WHAT IS EXPECTED ▸
All of the records below must be output exactly, with no pictures carried over.

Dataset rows
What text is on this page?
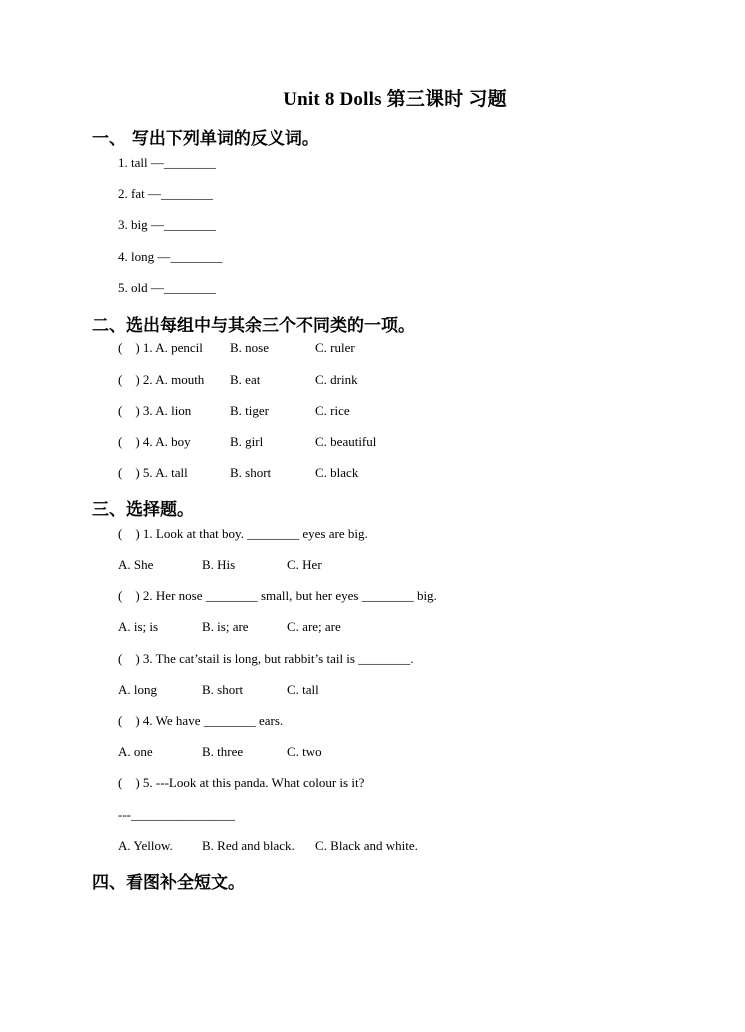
Unit 8 Dolls 第三课时 习题
一、 写出下列单词的反义词。
1. tall —________
2. fat —________
3. big —________
4. long —________
5. old —________
二、选出每组中与其余三个不同类的一项。
(    ) 1. A. pencil B. nose	C. ruler
(    ) 2. A. mouth B. eat	C. drink
(    ) 3. A. lion	B. tiger	C. rice
(    ) 4. A. boy	B. girl	C. beautiful
(    ) 5. A. tall	B. short	C. black
三、选择题。
(    ) 1. Look at that boy. ________ eyes are big.
A. She	B. His	C. Her
(    ) 2. Her nose ________ small, but her eyes ________ big.
A. is; is	B. is; are	C. are; are
(    ) 3. The cat’stail is long, but rabbit’s tail is ________.
A. long	B. short	C. tall
(    ) 4. We have ________ ears.
A. one	B. three	C. two
(    ) 5. ---Look at this panda. What colour is it?
---________________
A. Yellow. B. Red and black. C. Black and white.
四、看图补全短文。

EXERCISE RESPONSE ▸
What text is on this page?
Unit 8 Dolls 第三课时 习题
一、 写出下列单词的反义词。
1. tall —________
2. fat —________
3. big —________
4. long —________
5. old —________
二、选出每组中与其余三个不同类的一项。
(    ) 1. A. pencil B. nose	C. ruler
(    ) 2. A. mouth B. eat	C. drink
(    ) 3. A. lion	B. tiger	C. rice
(    ) 4. A. boy	B. girl	C. beautiful
(    ) 5. A. tall	B. short	C. black
三、选择题。
(    ) 1. Look at that boy. ________ eyes are big.
A. She	B. His	C. Her
(    ) 2. Her nose ________ small, but her eyes ________ big.
A. is; is	B. is; are	C. are; are
(    ) 3. The cat’stail is long, but rabbit’s tail is ________.
A. long	B. short	C. tall
(    ) 4. We have ________ ears.
A. one	B. three	C. two
(    ) 5. ---Look at this panda. What colour is it?
---________________
A. Yellow. B. Red and black. C. Black and white.
四、看图补全短文。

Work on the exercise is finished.